-------- Record set --------
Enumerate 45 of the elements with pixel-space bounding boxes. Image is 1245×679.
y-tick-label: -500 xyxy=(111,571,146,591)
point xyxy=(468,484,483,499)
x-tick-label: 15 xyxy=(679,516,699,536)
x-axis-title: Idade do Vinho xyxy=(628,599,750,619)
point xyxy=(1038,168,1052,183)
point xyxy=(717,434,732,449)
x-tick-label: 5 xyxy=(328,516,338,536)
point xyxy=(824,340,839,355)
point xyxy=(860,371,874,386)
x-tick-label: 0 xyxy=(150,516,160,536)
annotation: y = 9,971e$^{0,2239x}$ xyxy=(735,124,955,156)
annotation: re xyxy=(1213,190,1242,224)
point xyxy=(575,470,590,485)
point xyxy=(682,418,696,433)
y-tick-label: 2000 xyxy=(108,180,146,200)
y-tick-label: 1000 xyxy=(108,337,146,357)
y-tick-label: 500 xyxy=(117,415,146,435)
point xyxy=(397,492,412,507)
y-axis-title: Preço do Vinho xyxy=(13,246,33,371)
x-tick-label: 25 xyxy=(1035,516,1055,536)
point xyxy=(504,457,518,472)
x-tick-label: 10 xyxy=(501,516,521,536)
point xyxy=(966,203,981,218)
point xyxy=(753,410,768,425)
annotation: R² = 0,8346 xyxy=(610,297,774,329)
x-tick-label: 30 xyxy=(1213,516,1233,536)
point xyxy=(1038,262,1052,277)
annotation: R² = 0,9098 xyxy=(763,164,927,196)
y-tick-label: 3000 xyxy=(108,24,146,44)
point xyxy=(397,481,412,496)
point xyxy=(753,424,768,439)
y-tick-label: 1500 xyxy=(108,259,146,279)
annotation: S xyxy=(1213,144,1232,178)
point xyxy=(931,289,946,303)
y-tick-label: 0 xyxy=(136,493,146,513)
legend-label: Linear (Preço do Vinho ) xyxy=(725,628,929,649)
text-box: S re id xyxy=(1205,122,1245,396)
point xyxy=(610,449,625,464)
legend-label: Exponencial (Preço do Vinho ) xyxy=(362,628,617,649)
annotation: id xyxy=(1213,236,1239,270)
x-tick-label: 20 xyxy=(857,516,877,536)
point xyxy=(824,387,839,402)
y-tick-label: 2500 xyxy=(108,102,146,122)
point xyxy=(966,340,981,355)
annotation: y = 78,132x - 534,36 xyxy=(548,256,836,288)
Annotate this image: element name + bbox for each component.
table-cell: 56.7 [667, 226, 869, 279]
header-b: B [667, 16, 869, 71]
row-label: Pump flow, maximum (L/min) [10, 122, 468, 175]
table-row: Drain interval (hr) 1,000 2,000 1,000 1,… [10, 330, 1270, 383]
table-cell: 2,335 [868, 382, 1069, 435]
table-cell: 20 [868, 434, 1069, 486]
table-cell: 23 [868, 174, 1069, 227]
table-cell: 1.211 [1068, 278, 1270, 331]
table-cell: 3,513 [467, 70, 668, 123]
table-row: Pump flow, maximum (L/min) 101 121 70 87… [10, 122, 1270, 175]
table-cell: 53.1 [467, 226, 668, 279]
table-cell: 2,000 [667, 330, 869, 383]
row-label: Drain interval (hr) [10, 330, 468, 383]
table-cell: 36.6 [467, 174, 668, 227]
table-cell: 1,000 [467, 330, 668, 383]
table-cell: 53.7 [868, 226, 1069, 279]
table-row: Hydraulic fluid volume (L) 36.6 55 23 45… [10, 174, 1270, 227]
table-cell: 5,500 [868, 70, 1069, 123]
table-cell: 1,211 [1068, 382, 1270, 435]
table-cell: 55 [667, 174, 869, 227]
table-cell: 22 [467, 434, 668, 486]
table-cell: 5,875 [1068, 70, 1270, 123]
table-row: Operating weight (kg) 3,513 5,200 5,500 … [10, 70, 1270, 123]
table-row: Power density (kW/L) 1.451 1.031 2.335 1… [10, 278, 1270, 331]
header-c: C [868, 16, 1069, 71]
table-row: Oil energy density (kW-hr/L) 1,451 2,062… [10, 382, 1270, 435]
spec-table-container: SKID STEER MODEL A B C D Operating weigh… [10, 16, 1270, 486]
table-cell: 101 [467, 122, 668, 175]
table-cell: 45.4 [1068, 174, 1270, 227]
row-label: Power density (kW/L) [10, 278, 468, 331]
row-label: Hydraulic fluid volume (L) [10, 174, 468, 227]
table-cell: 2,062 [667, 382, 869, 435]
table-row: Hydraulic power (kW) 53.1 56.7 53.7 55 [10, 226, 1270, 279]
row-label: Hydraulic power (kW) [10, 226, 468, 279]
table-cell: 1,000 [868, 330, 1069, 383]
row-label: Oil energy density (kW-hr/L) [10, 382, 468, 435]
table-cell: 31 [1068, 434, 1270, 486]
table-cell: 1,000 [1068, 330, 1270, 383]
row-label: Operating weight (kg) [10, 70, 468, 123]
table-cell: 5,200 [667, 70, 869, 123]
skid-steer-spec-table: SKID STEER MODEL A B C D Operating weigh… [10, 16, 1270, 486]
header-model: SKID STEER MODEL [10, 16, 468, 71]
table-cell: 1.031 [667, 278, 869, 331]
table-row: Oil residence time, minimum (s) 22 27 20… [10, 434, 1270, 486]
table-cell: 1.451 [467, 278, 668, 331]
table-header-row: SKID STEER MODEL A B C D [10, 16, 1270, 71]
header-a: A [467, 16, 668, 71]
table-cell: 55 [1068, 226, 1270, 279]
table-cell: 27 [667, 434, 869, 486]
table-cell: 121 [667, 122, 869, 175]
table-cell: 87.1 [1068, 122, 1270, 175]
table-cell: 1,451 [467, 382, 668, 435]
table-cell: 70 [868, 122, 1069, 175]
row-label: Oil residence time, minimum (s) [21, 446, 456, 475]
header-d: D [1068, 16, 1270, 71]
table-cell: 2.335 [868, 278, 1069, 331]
--------
■ What is required
Can you print, character for character, every line from the start of the records through the line that contains "y-tick-label: 1500 xyxy=(108,259,146,279)"?

■ Final answer
Enumerate 45 of the elements with pixel-space bounding boxes. Image is 1245×679.
y-tick-label: -500 xyxy=(111,571,146,591)
point xyxy=(468,484,483,499)
x-tick-label: 15 xyxy=(679,516,699,536)
x-axis-title: Idade do Vinho xyxy=(628,599,750,619)
point xyxy=(1038,168,1052,183)
point xyxy=(717,434,732,449)
x-tick-label: 5 xyxy=(328,516,338,536)
point xyxy=(824,340,839,355)
point xyxy=(860,371,874,386)
x-tick-label: 0 xyxy=(150,516,160,536)
annotation: y = 9,971e$^{0,2239x}$ xyxy=(735,124,955,156)
annotation: re xyxy=(1213,190,1242,224)
point xyxy=(575,470,590,485)
point xyxy=(682,418,696,433)
y-tick-label: 2000 xyxy=(108,180,146,200)
y-tick-label: 1000 xyxy=(108,337,146,357)
y-tick-label: 500 xyxy=(117,415,146,435)
point xyxy=(397,492,412,507)
y-axis-title: Preço do Vinho xyxy=(13,246,33,371)
x-tick-label: 25 xyxy=(1035,516,1055,536)
point xyxy=(504,457,518,472)
x-tick-label: 10 xyxy=(501,516,521,536)
point xyxy=(966,203,981,218)
point xyxy=(753,410,768,425)
annotation: R² = 0,8346 xyxy=(610,297,774,329)
x-tick-label: 30 xyxy=(1213,516,1233,536)
point xyxy=(1038,262,1052,277)
annotation: R² = 0,9098 xyxy=(763,164,927,196)
y-tick-label: 3000 xyxy=(108,24,146,44)
point xyxy=(397,481,412,496)
point xyxy=(753,424,768,439)
y-tick-label: 1500 xyxy=(108,259,146,279)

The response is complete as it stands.